- **TASK TO COMPLETE**
Search the records for the word "image" and report each line that has it.

##########

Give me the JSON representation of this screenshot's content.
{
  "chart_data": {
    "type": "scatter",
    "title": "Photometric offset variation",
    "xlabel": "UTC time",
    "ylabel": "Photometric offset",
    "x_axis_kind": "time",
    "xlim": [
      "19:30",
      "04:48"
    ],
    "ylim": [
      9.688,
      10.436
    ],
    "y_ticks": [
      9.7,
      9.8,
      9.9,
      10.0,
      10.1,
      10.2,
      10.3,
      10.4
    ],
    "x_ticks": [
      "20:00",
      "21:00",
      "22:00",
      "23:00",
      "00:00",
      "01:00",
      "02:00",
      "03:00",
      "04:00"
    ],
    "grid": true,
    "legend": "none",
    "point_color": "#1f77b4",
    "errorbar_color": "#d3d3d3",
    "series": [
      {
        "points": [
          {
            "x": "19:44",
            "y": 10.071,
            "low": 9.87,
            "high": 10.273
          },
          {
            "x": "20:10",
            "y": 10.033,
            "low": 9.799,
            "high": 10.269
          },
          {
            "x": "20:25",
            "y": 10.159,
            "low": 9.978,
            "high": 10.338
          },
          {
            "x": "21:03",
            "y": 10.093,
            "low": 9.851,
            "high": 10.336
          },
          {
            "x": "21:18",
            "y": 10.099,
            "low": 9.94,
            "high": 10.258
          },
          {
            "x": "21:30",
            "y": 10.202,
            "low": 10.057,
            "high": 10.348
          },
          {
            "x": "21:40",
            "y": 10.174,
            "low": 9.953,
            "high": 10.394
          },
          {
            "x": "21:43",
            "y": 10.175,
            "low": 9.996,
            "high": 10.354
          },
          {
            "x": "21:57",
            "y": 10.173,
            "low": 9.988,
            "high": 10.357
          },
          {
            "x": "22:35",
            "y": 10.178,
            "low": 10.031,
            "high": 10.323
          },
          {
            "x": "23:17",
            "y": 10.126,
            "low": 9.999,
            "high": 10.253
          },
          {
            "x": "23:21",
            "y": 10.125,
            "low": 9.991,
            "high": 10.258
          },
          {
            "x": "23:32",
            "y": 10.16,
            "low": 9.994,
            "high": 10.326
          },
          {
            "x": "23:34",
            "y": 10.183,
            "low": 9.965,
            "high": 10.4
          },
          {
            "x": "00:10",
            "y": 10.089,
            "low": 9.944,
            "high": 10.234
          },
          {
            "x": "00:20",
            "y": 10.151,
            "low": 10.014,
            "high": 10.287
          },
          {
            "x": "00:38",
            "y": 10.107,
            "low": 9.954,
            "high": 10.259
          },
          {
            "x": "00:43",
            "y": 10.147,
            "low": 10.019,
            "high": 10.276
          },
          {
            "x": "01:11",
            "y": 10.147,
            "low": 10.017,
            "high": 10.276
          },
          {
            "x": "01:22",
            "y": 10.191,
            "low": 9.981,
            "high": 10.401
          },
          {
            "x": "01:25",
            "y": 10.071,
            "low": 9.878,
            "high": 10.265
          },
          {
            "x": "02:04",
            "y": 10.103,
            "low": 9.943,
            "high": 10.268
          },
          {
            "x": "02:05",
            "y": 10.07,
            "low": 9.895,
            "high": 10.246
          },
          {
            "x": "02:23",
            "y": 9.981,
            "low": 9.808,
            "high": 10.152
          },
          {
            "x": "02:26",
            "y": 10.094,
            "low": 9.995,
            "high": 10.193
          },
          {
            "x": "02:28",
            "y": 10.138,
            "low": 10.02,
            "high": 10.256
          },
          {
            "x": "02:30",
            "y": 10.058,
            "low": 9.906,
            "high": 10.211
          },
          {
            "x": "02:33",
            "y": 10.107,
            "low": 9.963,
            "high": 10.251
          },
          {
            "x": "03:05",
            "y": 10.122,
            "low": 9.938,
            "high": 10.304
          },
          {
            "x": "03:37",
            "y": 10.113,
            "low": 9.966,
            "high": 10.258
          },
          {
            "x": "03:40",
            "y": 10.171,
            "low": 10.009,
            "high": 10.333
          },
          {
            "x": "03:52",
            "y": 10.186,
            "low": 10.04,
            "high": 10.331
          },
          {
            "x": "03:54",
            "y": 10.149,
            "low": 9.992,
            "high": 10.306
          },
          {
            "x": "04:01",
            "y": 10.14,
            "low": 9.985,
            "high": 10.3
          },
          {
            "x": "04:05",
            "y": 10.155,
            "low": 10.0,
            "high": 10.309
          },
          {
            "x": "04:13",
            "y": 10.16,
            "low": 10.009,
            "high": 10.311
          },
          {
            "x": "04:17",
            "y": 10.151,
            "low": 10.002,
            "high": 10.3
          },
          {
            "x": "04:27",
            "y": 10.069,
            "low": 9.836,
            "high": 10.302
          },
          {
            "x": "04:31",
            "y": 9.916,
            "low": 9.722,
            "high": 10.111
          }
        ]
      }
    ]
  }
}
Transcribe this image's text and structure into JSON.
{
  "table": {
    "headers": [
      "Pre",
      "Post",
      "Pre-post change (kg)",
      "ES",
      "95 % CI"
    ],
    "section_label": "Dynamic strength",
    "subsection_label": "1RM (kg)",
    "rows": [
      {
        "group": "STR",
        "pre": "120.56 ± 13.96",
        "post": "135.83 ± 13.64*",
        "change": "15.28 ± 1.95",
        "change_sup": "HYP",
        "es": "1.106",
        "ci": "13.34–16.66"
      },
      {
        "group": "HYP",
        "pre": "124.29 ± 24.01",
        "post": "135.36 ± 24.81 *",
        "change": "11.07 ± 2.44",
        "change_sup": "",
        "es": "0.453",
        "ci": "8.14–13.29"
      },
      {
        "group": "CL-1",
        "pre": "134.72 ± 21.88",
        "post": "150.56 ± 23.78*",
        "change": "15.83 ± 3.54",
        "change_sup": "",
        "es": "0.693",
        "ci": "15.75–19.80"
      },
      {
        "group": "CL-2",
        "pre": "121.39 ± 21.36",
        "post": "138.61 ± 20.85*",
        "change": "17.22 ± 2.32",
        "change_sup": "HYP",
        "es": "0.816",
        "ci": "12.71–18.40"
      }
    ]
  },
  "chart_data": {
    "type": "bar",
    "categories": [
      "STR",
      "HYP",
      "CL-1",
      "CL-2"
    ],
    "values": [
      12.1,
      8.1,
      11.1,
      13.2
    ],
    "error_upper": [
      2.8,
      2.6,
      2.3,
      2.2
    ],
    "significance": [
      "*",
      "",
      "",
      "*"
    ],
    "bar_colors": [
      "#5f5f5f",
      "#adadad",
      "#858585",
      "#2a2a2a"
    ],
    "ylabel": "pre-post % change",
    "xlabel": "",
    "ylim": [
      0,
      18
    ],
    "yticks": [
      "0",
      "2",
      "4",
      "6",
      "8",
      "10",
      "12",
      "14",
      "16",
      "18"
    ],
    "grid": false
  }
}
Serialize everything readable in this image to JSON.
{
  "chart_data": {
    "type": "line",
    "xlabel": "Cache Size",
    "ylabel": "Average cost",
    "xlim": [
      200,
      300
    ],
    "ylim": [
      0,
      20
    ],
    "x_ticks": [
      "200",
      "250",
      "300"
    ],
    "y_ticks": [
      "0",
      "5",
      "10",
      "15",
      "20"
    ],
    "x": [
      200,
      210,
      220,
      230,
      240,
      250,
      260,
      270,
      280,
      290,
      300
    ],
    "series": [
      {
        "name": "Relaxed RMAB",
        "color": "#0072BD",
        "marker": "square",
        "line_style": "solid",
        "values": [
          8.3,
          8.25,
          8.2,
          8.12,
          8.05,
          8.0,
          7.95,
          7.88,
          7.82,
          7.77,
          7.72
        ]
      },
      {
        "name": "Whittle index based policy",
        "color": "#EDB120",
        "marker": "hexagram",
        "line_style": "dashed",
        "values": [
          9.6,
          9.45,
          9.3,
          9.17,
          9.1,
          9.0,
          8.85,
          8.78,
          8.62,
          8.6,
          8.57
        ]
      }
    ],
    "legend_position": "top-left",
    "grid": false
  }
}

##########

- **RESULT**
Transcribe this image's text and structure into JSON.
Serialize everything readable in this image to JSON.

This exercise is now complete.